| INPUT FOR THIS TASK |
^^^^^^^^^^^^^^^^

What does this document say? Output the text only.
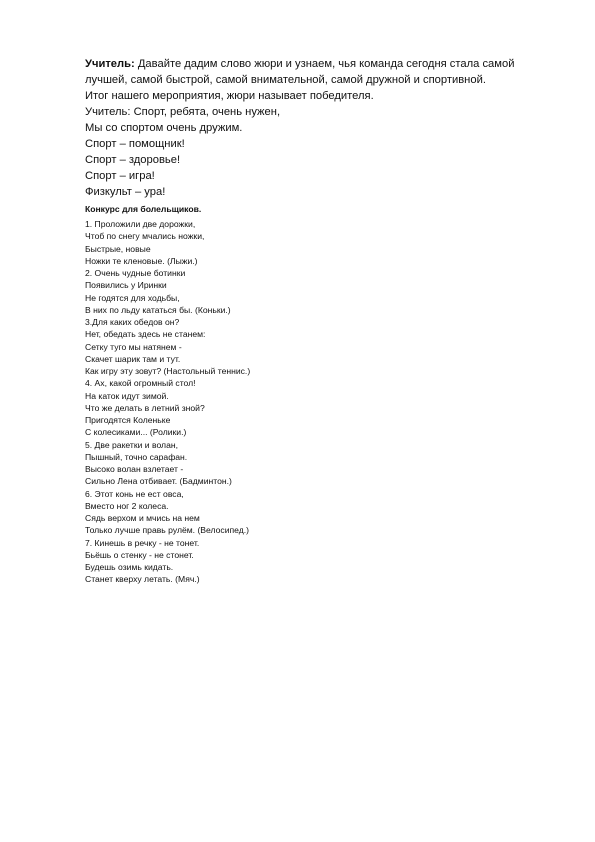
Учитель: Давайте дадим слово жюри и узнаем, чья команда сегодня стала самой

лучшей, самой быстрой, самой внимательной, самой дружной и спортивной.

Итог нашего мероприятия, жюри называет победителя.

Учитель: Спорт, ребята, очень нужен,

Мы со спортом очень дружим.

Спорт – помощник!

Спорт – здоровье!

Спорт – игра!

Физкульт – ура!

Конкурс для болельщиков.

1. Проложили две дорожки,
Чтоб по снегу мчались ножки,
Быстрые, новые
Ножки те кленовые. (Лыжи.)
2. Очень чудные ботинки
Появились у Иринки
Не годятся для ходьбы,
В них по льду кататься бы. (Коньки.)
3.Для каких обедов он?
Нет, обедать здесь не станем:
Сетку туго мы натянем -
Скачет шарик там и тут.
Как игру эту зовут? (Настольный теннис.)
4. Ах, какой огромный стол!
На каток идут зимой.
Что же делать в летний зной?
Пригодятся Коленьке
С колесиками... (Ролики.)
5. Две ракетки и волан,
Пышный, точно сарафан.
Высоко волан взлетает -
Сильно Лена отбивает. (Бадминтон.)
6. Этот конь не ест овса,
Вместо ног 2 колеса.
Сядь верхом и мчись на нем
Только лучше правь рулём. (Велосипед.)
7. Кинешь в речку - не тонет.
Бьёшь о стенку - не стонет.
Будешь озимь кидать.
Станет кверху летать. (Мяч.)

^^^^^^^^^^^^^^^^

| SHORT EXERCISE |
Omit the pictures and reproduce the listing exactly.

| SOLUTION TO THE PROBLEM |
What does this document say? Output the text only.
Учитель: Давайте дадим слово жюри и узнаем, чья команда сегодня стала самой

лучшей, самой быстрой, самой внимательной, самой дружной и спортивной.

Итог нашего мероприятия, жюри называет победителя.

Учитель: Спорт, ребята, очень нужен,

Мы со спортом очень дружим.

Спорт – помощник!

Спорт – здоровье!

Спорт – игра!

Физкульт – ура!

Конкурс для болельщиков.

1. Проложили две дорожки,
Чтоб по снегу мчались ножки,
Быстрые, новые
Ножки те кленовые. (Лыжи.)
2. Очень чудные ботинки
Появились у Иринки
Не годятся для ходьбы,
В них по льду кататься бы. (Коньки.)
3.Для каких обедов он?
Нет, обедать здесь не станем:
Сетку туго мы натянем -
Скачет шарик там и тут.
Как игру эту зовут? (Настольный теннис.)
4. Ах, какой огромный стол!
На каток идут зимой.
Что же делать в летний зной?
Пригодятся Коленьке
С колесиками... (Ролики.)
5. Две ракетки и волан,
Пышный, точно сарафан.
Высоко волан взлетает -
Сильно Лена отбивает. (Бадминтон.)
6. Этот конь не ест овса,
Вместо ног 2 колеса.
Сядь верхом и мчись на нем
Только лучше правь рулём. (Велосипед.)
7. Кинешь в речку - не тонет.
Бьёшь о стенку - не стонет.
Будешь озимь кидать.
Станет кверху летать. (Мяч.)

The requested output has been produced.